____ Material for this task
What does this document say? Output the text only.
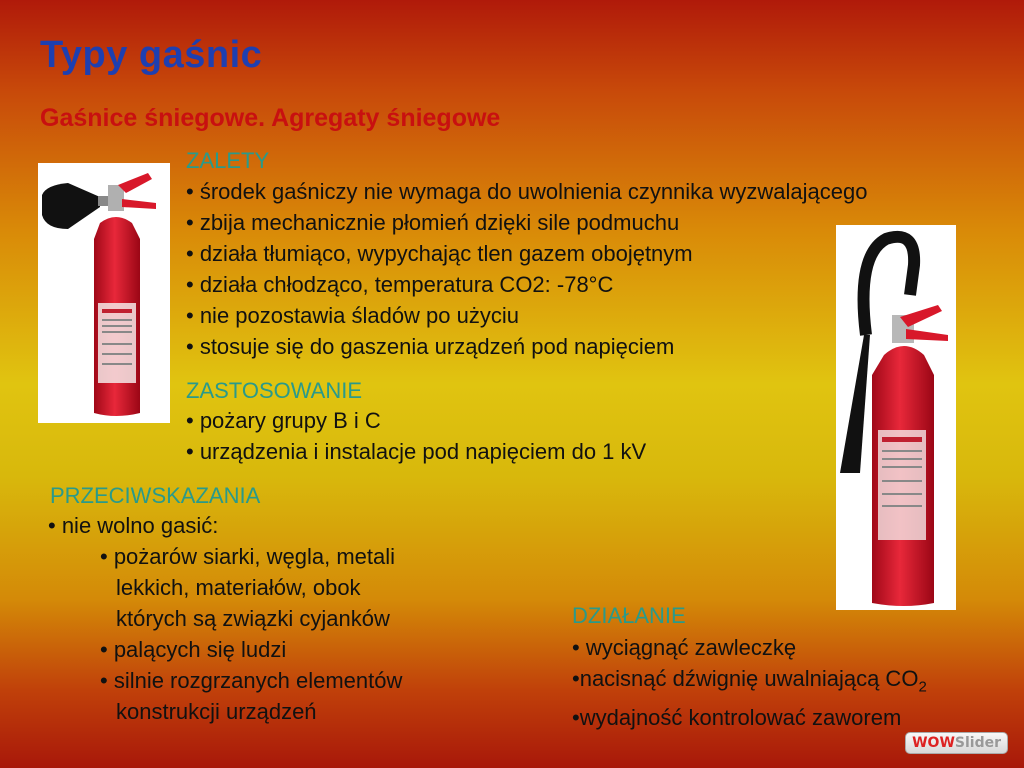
Typy gaśnic
Gaśnice śniegowe. Agregaty śniegowe
ZALETY
• środek gaśniczy nie wymaga do uwolnienia czynnika wyzwalającego
• zbija mechanicznie płomień dzięki sile podmuchu
• działa tłumiąco, wypychając tlen gazem obojętnym
• działa chłodząco, temperatura CO2: -78°C
• nie pozostawia śladów po użyciu
• stosuje się do gaszenia urządzeń pod napięciem
ZASTOSOWANIE
• pożary grupy B i C
• urządzenia i instalacje pod napięciem do 1 kV
PRZECIWSKAZANIA
• nie wolno gasić:
• pożarów siarki, węgla, metali
lekkich, materiałów, obok
których są związki cyjanków
• palących się ludzi
• silnie rozgrzanych elementów
konstrukcji urządzeń
DZIAŁANIE
• wyciągnąć zawleczkę
•nacisnąć dźwignię uwalniającą $CO_2$
•wydajność kontrolować zaworem
WOWSlider
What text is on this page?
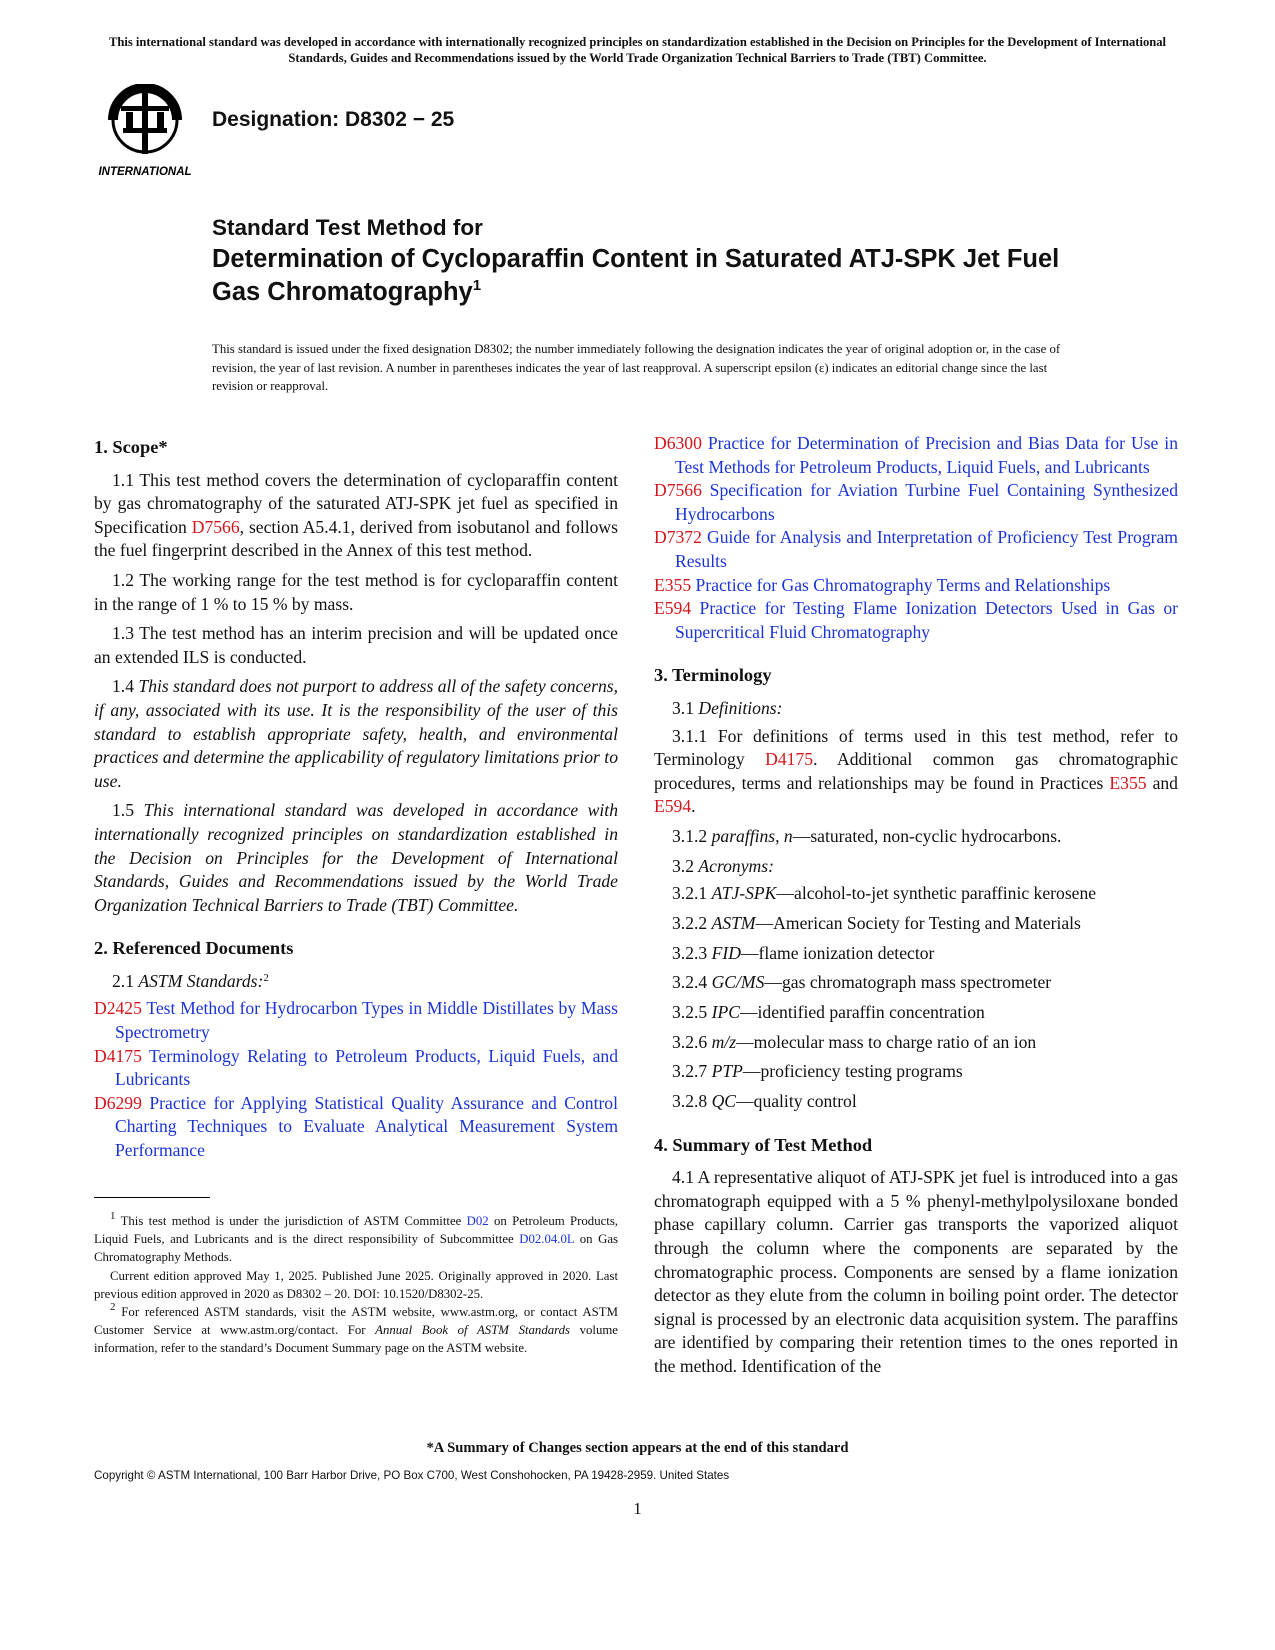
This international standard was developed in accordance with internationally recognized principles on standardization established in the Decision on Principles for the Development of International Standards, Guides and Recommendations issued by the World Trade Organization Technical Barriers to Trade (TBT) Committee.
INTERNATIONAL
Designation: D8302 − 25
Standard Test Method for
Determination of Cycloparaffin Content in Saturated ATJ-SPK Jet Fuel Gas Chromatography$^1$
This standard is issued under the fixed designation D8302; the number immediately following the designation indicates the year of original adoption or, in the case of revision, the year of last revision. A number in parentheses indicates the year of last reapproval. A superscript epsilon (ε) indicates an editorial change since the last revision or reapproval.

1. Scope*

1.1 This test method covers the determination of cycloparaffin content by gas chromatography of the saturated ATJ-SPK jet fuel as specified in Specification D7566, section A5.4.1, derived from isobutanol and follows the fuel fingerprint described in the Annex of this test method.

1.2 The working range for the test method is for cycloparaffin content in the range of 1 % to 15 % by mass.

1.3 The test method has an interim precision and will be updated once an extended ILS is conducted.

1.4 This standard does not purport to address all of the safety concerns, if any, associated with its use. It is the responsibility of the user of this standard to establish appropriate safety, health, and environmental practices and determine the applicability of regulatory limitations prior to use.

1.5 This international standard was developed in accordance with internationally recognized principles on standardization established in the Decision on Principles for the Development of International Standards, Guides and Recommendations issued by the World Trade Organization Technical Barriers to Trade (TBT) Committee.

2. Referenced Documents

2.1 ASTM Standards:$^2$

D2425 Test Method for Hydrocarbon Types in Middle Distillates by Mass Spectrometry

D4175 Terminology Relating to Petroleum Products, Liquid Fuels, and Lubricants

D6299 Practice for Applying Statistical Quality Assurance and Control Charting Techniques to Evaluate Analytical Measurement System Performance

$^1$ This test method is under the jurisdiction of ASTM Committee D02 on Petroleum Products, Liquid Fuels, and Lubricants and is the direct responsibility of Subcommittee D02.04.0L on Gas Chromatography Methods.

Current edition approved May 1, 2025. Published June 2025. Originally approved in 2020. Last previous edition approved in 2020 as D8302 – 20. DOI: 10.1520/D8302-25.

$^2$ For referenced ASTM standards, visit the ASTM website, www.astm.org, or contact ASTM Customer Service at www.astm.org/contact. For Annual Book of ASTM Standards volume information, refer to the standard’s Document Summary page on the ASTM website.

D6300 Practice for Determination of Precision and Bias Data for Use in Test Methods for Petroleum Products, Liquid Fuels, and Lubricants

D7566 Specification for Aviation Turbine Fuel Containing Synthesized Hydrocarbons

D7372 Guide for Analysis and Interpretation of Proficiency Test Program Results

E355 Practice for Gas Chromatography Terms and Relationships

E594 Practice for Testing Flame Ionization Detectors Used in Gas or Supercritical Fluid Chromatography

3. Terminology

3.1 Definitions:

3.1.1 For definitions of terms used in this test method, refer to Terminology D4175. Additional common gas chromatographic procedures, terms and relationships may be found in Practices E355 and E594.

3.1.2 paraffins, n—saturated, non-cyclic hydrocarbons.

3.2 Acronyms:

3.2.1 ATJ-SPK—alcohol-to-jet synthetic paraffinic kerosene

3.2.2 ASTM—American Society for Testing and Materials

3.2.3 FID—flame ionization detector

3.2.4 GC/MS—gas chromatograph mass spectrometer

3.2.5 IPC—identified paraffin concentration

3.2.6 m/z—molecular mass to charge ratio of an ion

3.2.7 PTP—proficiency testing programs

3.2.8 QC—quality control

4. Summary of Test Method

4.1 A representative aliquot of ATJ-SPK jet fuel is introduced into a gas chromatograph equipped with a 5 % phenyl-methylpolysiloxane bonded phase capillary column. Carrier gas transports the vaporized aliquot through the column where the components are separated by the chromatographic process. Components are sensed by a flame ionization detector as they elute from the column in boiling point order. The detector signal is processed by an electronic data acquisition system. The paraffins are identified by comparing their retention times to the ones reported in the method. Identification of the

*A Summary of Changes section appears at the end of this standard
Copyright © ASTM International, 100 Barr Harbor Drive, PO Box C700, West Conshohocken, PA 19428-2959. United States
1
________
● **Stated goal**
Scan the material above. Copy each line that holds the word "accordance".

● **Worked answer**
This international standard was developed in accordance with internationally recognized principles on standardization established in the Decision on Principles for the Development of International Standards, Guides and Recommendations issued by the World Trade Organization Technical Barriers to Trade (TBT) Committee.
1.5 This international standard was developed in accordance with internationally recognized principles on standardization established in the Decision on Principles for the Development of International Standards, Guides and Recommendations issued by the World Trade Organization Technical Barriers to Trade (TBT) Committee.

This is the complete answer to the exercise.